## Start Excerpted records
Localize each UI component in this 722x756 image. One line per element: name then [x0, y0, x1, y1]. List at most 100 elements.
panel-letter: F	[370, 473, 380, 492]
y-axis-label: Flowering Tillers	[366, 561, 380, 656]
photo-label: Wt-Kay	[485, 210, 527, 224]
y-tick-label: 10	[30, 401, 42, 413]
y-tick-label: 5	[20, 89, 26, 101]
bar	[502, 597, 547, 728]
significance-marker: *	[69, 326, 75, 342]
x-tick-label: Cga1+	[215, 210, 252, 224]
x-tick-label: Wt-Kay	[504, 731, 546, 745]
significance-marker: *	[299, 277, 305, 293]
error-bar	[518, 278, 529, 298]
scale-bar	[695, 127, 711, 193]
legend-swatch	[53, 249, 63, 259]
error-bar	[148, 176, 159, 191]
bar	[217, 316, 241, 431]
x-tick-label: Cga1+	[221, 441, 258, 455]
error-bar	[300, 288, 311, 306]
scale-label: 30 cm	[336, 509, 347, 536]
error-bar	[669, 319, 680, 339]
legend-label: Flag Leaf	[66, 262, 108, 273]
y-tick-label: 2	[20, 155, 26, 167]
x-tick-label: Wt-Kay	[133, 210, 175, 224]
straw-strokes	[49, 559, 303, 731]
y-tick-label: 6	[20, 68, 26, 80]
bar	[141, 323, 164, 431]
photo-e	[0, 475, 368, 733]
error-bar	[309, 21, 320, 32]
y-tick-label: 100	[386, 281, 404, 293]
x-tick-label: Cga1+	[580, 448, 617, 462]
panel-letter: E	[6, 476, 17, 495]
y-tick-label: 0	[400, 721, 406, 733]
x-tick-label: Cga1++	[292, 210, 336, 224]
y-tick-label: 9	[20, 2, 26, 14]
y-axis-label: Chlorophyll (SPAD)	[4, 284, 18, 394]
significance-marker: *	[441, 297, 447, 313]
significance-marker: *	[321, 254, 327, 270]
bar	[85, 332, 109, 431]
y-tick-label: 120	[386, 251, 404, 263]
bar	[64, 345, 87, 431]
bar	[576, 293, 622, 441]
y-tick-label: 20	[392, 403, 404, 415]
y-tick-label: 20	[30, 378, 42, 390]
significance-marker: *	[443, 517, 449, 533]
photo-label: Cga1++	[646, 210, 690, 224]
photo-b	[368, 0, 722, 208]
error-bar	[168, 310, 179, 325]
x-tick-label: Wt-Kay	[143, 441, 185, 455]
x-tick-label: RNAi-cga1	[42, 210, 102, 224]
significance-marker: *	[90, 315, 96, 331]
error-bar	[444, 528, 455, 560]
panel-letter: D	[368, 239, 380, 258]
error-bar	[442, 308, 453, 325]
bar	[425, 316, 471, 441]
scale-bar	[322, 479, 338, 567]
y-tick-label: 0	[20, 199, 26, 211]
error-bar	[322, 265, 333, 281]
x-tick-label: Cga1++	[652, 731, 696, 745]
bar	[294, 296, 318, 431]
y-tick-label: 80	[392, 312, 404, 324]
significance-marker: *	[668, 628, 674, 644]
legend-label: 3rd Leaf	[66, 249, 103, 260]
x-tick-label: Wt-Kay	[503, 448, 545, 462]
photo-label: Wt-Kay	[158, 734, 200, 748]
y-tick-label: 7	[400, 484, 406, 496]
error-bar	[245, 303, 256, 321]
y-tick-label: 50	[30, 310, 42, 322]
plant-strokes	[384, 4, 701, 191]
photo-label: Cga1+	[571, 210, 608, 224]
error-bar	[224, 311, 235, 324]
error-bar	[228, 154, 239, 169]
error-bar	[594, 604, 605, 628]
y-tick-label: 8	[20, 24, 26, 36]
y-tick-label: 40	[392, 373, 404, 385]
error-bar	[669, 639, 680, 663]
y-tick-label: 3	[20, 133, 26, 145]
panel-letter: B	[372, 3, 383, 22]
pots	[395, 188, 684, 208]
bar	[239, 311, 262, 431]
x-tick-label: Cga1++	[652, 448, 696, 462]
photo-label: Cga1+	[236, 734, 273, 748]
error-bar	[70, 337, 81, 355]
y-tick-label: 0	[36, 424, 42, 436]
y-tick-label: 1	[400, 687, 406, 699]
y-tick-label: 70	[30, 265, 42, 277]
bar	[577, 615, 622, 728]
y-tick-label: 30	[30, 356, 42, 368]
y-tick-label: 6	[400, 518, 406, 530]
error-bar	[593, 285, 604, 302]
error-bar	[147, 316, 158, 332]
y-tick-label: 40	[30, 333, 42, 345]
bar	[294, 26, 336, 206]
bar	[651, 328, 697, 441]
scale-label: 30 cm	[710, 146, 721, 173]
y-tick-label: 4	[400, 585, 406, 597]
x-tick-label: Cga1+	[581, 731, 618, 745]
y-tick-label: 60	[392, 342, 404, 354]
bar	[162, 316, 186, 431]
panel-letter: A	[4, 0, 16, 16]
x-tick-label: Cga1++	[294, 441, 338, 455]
## End Excerpted records
Aim of the task
In the listing above, swap every occurrence of "Wt-Kay" for "WT" and reproduce all lines with nothing else changed.

Written answer
Localize each UI component in this 722x756 image. One line per element: name then [x0, y0, x1, y1]. List at most 100 elements.
panel-letter: F	[370, 473, 380, 492]
y-axis-label: Flowering Tillers	[366, 561, 380, 656]
photo-label: WT	[485, 210, 527, 224]
y-tick-label: 10	[30, 401, 42, 413]
y-tick-label: 5	[20, 89, 26, 101]
bar	[502, 597, 547, 728]
significance-marker: *	[69, 326, 75, 342]
x-tick-label: Cga1+	[215, 210, 252, 224]
x-tick-label: WT	[504, 731, 546, 745]
significance-marker: *	[299, 277, 305, 293]
error-bar	[518, 278, 529, 298]
scale-bar	[695, 127, 711, 193]
legend-swatch	[53, 249, 63, 259]
error-bar	[148, 176, 159, 191]
bar	[217, 316, 241, 431]
x-tick-label: Cga1+	[221, 441, 258, 455]
error-bar	[300, 288, 311, 306]
scale-label: 30 cm	[336, 509, 347, 536]
error-bar	[669, 319, 680, 339]
legend-label: Flag Leaf	[66, 262, 108, 273]
y-tick-label: 2	[20, 155, 26, 167]
x-tick-label: WT	[133, 210, 175, 224]
straw-strokes	[49, 559, 303, 731]
y-tick-label: 6	[20, 68, 26, 80]
bar	[141, 323, 164, 431]
photo-e	[0, 475, 368, 733]
error-bar	[309, 21, 320, 32]
y-tick-label: 100	[386, 281, 404, 293]
x-tick-label: Cga1+	[580, 448, 617, 462]
panel-letter: E	[6, 476, 17, 495]
y-tick-label: 0	[400, 721, 406, 733]
x-tick-label: Cga1++	[292, 210, 336, 224]
y-tick-label: 9	[20, 2, 26, 14]
y-axis-label: Chlorophyll (SPAD)	[4, 284, 18, 394]
significance-marker: *	[441, 297, 447, 313]
significance-marker: *	[321, 254, 327, 270]
bar	[85, 332, 109, 431]
y-tick-label: 120	[386, 251, 404, 263]
bar	[64, 345, 87, 431]
bar	[576, 293, 622, 441]
y-tick-label: 20	[392, 403, 404, 415]
y-tick-label: 20	[30, 378, 42, 390]
significance-marker: *	[443, 517, 449, 533]
photo-label: Cga1++	[646, 210, 690, 224]
photo-b	[368, 0, 722, 208]
error-bar	[168, 310, 179, 325]
x-tick-label: WT	[143, 441, 185, 455]
x-tick-label: RNAi-cga1	[42, 210, 102, 224]
significance-marker: *	[90, 315, 96, 331]
error-bar	[444, 528, 455, 560]
panel-letter: D	[368, 239, 380, 258]
error-bar	[442, 308, 453, 325]
bar	[425, 316, 471, 441]
scale-bar	[322, 479, 338, 567]
y-tick-label: 0	[20, 199, 26, 211]
error-bar	[322, 265, 333, 281]
x-tick-label: Cga1++	[652, 731, 696, 745]
bar	[294, 296, 318, 431]
y-tick-label: 80	[392, 312, 404, 324]
significance-marker: *	[668, 628, 674, 644]
legend-label: 3rd Leaf	[66, 249, 103, 260]
x-tick-label: WT	[503, 448, 545, 462]
photo-label: WT	[158, 734, 200, 748]
y-tick-label: 7	[400, 484, 406, 496]
error-bar	[245, 303, 256, 321]
y-tick-label: 50	[30, 310, 42, 322]
plant-strokes	[384, 4, 701, 191]
photo-label: Cga1+	[571, 210, 608, 224]
error-bar	[224, 311, 235, 324]
error-bar	[228, 154, 239, 169]
error-bar	[594, 604, 605, 628]
y-tick-label: 8	[20, 24, 26, 36]
y-tick-label: 40	[392, 373, 404, 385]
error-bar	[669, 639, 680, 663]
y-tick-label: 3	[20, 133, 26, 145]
panel-letter: B	[372, 3, 383, 22]
pots	[395, 188, 684, 208]
bar	[239, 311, 262, 431]
x-tick-label: Cga1++	[652, 448, 696, 462]
photo-label: Cga1+	[236, 734, 273, 748]
error-bar	[70, 337, 81, 355]
y-tick-label: 0	[36, 424, 42, 436]
y-tick-label: 1	[400, 687, 406, 699]
y-tick-label: 70	[30, 265, 42, 277]
bar	[577, 615, 622, 728]
y-tick-label: 30	[30, 356, 42, 368]
y-tick-label: 6	[400, 518, 406, 530]
error-bar	[593, 285, 604, 302]
error-bar	[147, 316, 158, 332]
y-tick-label: 40	[30, 333, 42, 345]
bar	[294, 26, 336, 206]
bar	[651, 328, 697, 441]
scale-label: 30 cm	[710, 146, 721, 173]
y-tick-label: 4	[400, 585, 406, 597]
x-tick-label: Cga1+	[581, 731, 618, 745]
y-tick-label: 60	[392, 342, 404, 354]
bar	[162, 316, 186, 431]
panel-letter: A	[4, 0, 16, 16]
x-tick-label: Cga1++	[294, 441, 338, 455]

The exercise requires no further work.